A run of records:
──────

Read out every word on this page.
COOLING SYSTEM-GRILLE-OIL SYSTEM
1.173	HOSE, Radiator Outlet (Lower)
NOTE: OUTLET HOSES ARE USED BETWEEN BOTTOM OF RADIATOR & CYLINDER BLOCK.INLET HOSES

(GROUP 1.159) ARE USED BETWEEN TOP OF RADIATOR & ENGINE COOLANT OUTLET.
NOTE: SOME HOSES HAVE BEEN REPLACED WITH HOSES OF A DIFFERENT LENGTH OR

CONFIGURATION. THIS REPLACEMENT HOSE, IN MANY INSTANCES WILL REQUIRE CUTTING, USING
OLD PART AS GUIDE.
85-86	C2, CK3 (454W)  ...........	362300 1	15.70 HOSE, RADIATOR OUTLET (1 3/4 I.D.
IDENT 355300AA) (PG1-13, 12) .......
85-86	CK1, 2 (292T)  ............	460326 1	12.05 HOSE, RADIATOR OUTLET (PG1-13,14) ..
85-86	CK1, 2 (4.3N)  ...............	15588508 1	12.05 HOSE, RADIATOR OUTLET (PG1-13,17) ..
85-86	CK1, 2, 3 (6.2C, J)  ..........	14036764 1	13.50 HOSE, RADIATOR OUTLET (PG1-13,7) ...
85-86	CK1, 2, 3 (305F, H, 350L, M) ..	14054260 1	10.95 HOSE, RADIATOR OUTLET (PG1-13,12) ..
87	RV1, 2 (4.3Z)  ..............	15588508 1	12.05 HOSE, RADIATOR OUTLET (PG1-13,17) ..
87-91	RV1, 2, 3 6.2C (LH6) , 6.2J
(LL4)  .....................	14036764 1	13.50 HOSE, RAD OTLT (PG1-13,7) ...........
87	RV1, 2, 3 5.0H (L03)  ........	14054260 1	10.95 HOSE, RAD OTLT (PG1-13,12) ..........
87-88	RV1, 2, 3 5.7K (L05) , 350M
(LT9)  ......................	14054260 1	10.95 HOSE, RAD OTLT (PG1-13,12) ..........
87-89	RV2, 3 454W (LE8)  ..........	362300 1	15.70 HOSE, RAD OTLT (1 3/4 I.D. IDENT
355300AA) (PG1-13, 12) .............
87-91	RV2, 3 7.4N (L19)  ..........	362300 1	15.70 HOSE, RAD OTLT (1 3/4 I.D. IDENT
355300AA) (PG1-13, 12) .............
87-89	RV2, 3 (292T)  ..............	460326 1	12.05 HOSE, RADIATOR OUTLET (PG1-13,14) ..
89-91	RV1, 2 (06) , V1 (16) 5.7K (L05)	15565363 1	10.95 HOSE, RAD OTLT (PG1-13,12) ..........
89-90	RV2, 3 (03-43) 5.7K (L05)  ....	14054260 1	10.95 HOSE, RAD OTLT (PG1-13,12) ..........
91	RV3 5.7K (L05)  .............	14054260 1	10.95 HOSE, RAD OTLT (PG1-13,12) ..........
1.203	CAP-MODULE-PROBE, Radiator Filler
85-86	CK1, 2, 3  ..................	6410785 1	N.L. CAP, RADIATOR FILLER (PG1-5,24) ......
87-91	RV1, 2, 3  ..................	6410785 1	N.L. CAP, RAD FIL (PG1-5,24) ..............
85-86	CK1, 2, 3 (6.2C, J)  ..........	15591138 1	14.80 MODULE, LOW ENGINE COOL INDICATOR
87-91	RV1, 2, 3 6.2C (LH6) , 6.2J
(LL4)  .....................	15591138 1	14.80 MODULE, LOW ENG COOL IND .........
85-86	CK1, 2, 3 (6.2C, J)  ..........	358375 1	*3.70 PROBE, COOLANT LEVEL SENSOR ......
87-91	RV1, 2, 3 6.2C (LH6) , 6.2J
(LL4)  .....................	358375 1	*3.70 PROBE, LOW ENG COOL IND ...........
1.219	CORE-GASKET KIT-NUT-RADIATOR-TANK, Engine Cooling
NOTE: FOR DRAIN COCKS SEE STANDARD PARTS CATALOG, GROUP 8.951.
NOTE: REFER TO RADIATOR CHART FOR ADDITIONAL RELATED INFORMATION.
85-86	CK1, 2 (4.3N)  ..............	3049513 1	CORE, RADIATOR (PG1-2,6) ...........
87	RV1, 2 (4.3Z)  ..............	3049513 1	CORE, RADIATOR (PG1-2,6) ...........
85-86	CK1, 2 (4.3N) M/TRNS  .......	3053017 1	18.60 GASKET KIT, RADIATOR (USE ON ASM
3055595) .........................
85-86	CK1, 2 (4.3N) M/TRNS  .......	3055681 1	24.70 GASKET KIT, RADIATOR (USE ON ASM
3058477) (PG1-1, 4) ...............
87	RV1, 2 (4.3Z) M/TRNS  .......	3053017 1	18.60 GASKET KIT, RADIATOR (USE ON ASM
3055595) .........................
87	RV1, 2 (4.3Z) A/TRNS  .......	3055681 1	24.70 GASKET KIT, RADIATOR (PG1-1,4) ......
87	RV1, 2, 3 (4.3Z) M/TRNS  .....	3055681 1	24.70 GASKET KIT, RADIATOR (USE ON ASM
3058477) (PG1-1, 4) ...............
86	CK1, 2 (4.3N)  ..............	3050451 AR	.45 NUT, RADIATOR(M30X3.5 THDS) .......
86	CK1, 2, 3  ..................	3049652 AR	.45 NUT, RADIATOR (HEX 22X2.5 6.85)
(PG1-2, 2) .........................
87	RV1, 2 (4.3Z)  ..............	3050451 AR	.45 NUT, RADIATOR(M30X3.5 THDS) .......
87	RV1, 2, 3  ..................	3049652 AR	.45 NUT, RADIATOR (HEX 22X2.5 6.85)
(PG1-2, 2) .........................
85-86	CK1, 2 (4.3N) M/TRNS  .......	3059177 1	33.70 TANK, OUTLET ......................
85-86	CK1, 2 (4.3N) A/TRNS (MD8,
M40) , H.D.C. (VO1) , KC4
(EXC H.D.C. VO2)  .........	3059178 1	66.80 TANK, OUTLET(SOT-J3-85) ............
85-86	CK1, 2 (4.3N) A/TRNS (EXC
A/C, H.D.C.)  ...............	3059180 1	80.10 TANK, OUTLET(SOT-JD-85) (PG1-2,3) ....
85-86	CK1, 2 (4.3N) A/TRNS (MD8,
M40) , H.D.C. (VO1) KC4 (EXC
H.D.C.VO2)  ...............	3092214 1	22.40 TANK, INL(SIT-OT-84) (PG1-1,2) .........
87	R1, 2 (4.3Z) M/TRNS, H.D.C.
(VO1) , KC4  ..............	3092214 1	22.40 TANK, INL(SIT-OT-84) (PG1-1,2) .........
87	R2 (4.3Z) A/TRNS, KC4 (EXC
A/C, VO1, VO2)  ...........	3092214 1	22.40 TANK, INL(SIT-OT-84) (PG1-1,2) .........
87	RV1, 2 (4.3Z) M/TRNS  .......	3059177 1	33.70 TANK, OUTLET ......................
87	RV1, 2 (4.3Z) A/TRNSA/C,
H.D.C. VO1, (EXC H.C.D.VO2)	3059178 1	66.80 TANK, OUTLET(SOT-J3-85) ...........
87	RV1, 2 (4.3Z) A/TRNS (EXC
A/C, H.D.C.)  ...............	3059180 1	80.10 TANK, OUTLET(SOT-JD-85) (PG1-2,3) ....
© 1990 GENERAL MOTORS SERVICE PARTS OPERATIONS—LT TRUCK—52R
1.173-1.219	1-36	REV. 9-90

──────

__DESCRIPTION OF THE TASK__. Return the full listing, character for character.

__EXPECTED ANSWER__.
Read out every word on this page.
COOLING SYSTEM-GRILLE-OIL SYSTEM
1.173	HOSE, Radiator Outlet (Lower)
NOTE: OUTLET HOSES ARE USED BETWEEN BOTTOM OF RADIATOR & CYLINDER BLOCK.INLET HOSES

(GROUP 1.159) ARE USED BETWEEN TOP OF RADIATOR & ENGINE COOLANT OUTLET.
NOTE: SOME HOSES HAVE BEEN REPLACED WITH HOSES OF A DIFFERENT LENGTH OR

CONFIGURATION. THIS REPLACEMENT HOSE, IN MANY INSTANCES WILL REQUIRE CUTTING, USING
OLD PART AS GUIDE.
85-86	C2, CK3 (454W)  ...........	362300 1	15.70 HOSE, RADIATOR OUTLET (1 3/4 I.D.
IDENT 355300AA) (PG1-13, 12) .......
85-86	CK1, 2 (292T)  ............	460326 1	12.05 HOSE, RADIATOR OUTLET (PG1-13,14) ..
85-86	CK1, 2 (4.3N)  ...............	15588508 1	12.05 HOSE, RADIATOR OUTLET (PG1-13,17) ..
85-86	CK1, 2, 3 (6.2C, J)  ..........	14036764 1	13.50 HOSE, RADIATOR OUTLET (PG1-13,7) ...
85-86	CK1, 2, 3 (305F, H, 350L, M) ..	14054260 1	10.95 HOSE, RADIATOR OUTLET (PG1-13,12) ..
87	RV1, 2 (4.3Z)  ..............	15588508 1	12.05 HOSE, RADIATOR OUTLET (PG1-13,17) ..
87-91	RV1, 2, 3 6.2C (LH6) , 6.2J
(LL4)  .....................	14036764 1	13.50 HOSE, RAD OTLT (PG1-13,7) ...........
87	RV1, 2, 3 5.0H (L03)  ........	14054260 1	10.95 HOSE, RAD OTLT (PG1-13,12) ..........
87-88	RV1, 2, 3 5.7K (L05) , 350M
(LT9)  ......................	14054260 1	10.95 HOSE, RAD OTLT (PG1-13,12) ..........
87-89	RV2, 3 454W (LE8)  ..........	362300 1	15.70 HOSE, RAD OTLT (1 3/4 I.D. IDENT
355300AA) (PG1-13, 12) .............
87-91	RV2, 3 7.4N (L19)  ..........	362300 1	15.70 HOSE, RAD OTLT (1 3/4 I.D. IDENT
355300AA) (PG1-13, 12) .............
87-89	RV2, 3 (292T)  ..............	460326 1	12.05 HOSE, RADIATOR OUTLET (PG1-13,14) ..
89-91	RV1, 2 (06) , V1 (16) 5.7K (L05)	15565363 1	10.95 HOSE, RAD OTLT (PG1-13,12) ..........
89-90	RV2, 3 (03-43) 5.7K (L05)  ....	14054260 1	10.95 HOSE, RAD OTLT (PG1-13,12) ..........
91	RV3 5.7K (L05)  .............	14054260 1	10.95 HOSE, RAD OTLT (PG1-13,12) ..........
1.203	CAP-MODULE-PROBE, Radiator Filler
85-86	CK1, 2, 3  ..................	6410785 1	N.L. CAP, RADIATOR FILLER (PG1-5,24) ......
87-91	RV1, 2, 3  ..................	6410785 1	N.L. CAP, RAD FIL (PG1-5,24) ..............
85-86	CK1, 2, 3 (6.2C, J)  ..........	15591138 1	14.80 MODULE, LOW ENGINE COOL INDICATOR
87-91	RV1, 2, 3 6.2C (LH6) , 6.2J
(LL4)  .....................	15591138 1	14.80 MODULE, LOW ENG COOL IND .........
85-86	CK1, 2, 3 (6.2C, J)  ..........	358375 1	*3.70 PROBE, COOLANT LEVEL SENSOR ......
87-91	RV1, 2, 3 6.2C (LH6) , 6.2J
(LL4)  .....................	358375 1	*3.70 PROBE, LOW ENG COOL IND ...........
1.219	CORE-GASKET KIT-NUT-RADIATOR-TANK, Engine Cooling
NOTE: FOR DRAIN COCKS SEE STANDARD PARTS CATALOG, GROUP 8.951.
NOTE: REFER TO RADIATOR CHART FOR ADDITIONAL RELATED INFORMATION.
85-86	CK1, 2 (4.3N)  ..............	3049513 1	CORE, RADIATOR (PG1-2,6) ...........
87	RV1, 2 (4.3Z)  ..............	3049513 1	CORE, RADIATOR (PG1-2,6) ...........
85-86	CK1, 2 (4.3N) M/TRNS  .......	3053017 1	18.60 GASKET KIT, RADIATOR (USE ON ASM
3055595) .........................
85-86	CK1, 2 (4.3N) M/TRNS  .......	3055681 1	24.70 GASKET KIT, RADIATOR (USE ON ASM
3058477) (PG1-1, 4) ...............
87	RV1, 2 (4.3Z) M/TRNS  .......	3053017 1	18.60 GASKET KIT, RADIATOR (USE ON ASM
3055595) .........................
87	RV1, 2 (4.3Z) A/TRNS  .......	3055681 1	24.70 GASKET KIT, RADIATOR (PG1-1,4) ......
87	RV1, 2, 3 (4.3Z) M/TRNS  .....	3055681 1	24.70 GASKET KIT, RADIATOR (USE ON ASM
3058477) (PG1-1, 4) ...............
86	CK1, 2 (4.3N)  ..............	3050451 AR	.45 NUT, RADIATOR(M30X3.5 THDS) .......
86	CK1, 2, 3  ..................	3049652 AR	.45 NUT, RADIATOR (HEX 22X2.5 6.85)
(PG1-2, 2) .........................
87	RV1, 2 (4.3Z)  ..............	3050451 AR	.45 NUT, RADIATOR(M30X3.5 THDS) .......
87	RV1, 2, 3  ..................	3049652 AR	.45 NUT, RADIATOR (HEX 22X2.5 6.85)
(PG1-2, 2) .........................
85-86	CK1, 2 (4.3N) M/TRNS  .......	3059177 1	33.70 TANK, OUTLET ......................
85-86	CK1, 2 (4.3N) A/TRNS (MD8,
M40) , H.D.C. (VO1) , KC4
(EXC H.D.C. VO2)  .........	3059178 1	66.80 TANK, OUTLET(SOT-J3-85) ............
85-86	CK1, 2 (4.3N) A/TRNS (EXC
A/C, H.D.C.)  ...............	3059180 1	80.10 TANK, OUTLET(SOT-JD-85) (PG1-2,3) ....
85-86	CK1, 2 (4.3N) A/TRNS (MD8,
M40) , H.D.C. (VO1) KC4 (EXC
H.D.C.VO2)  ...............	3092214 1	22.40 TANK, INL(SIT-OT-84) (PG1-1,2) .........
87	R1, 2 (4.3Z) M/TRNS, H.D.C.
(VO1) , KC4  ..............	3092214 1	22.40 TANK, INL(SIT-OT-84) (PG1-1,2) .........
87	R2 (4.3Z) A/TRNS, KC4 (EXC
A/C, VO1, VO2)  ...........	3092214 1	22.40 TANK, INL(SIT-OT-84) (PG1-1,2) .........
87	RV1, 2 (4.3Z) M/TRNS  .......	3059177 1	33.70 TANK, OUTLET ......................
87	RV1, 2 (4.3Z) A/TRNSA/C,
H.D.C. VO1, (EXC H.C.D.VO2)	3059178 1	66.80 TANK, OUTLET(SOT-J3-85) ...........
87	RV1, 2 (4.3Z) A/TRNS (EXC
A/C, H.D.C.)  ...............	3059180 1	80.10 TANK, OUTLET(SOT-JD-85) (PG1-2,3) ....
© 1990 GENERAL MOTORS SERVICE PARTS OPERATIONS—LT TRUCK—52R
1.173-1.219	1-36	REV. 9-90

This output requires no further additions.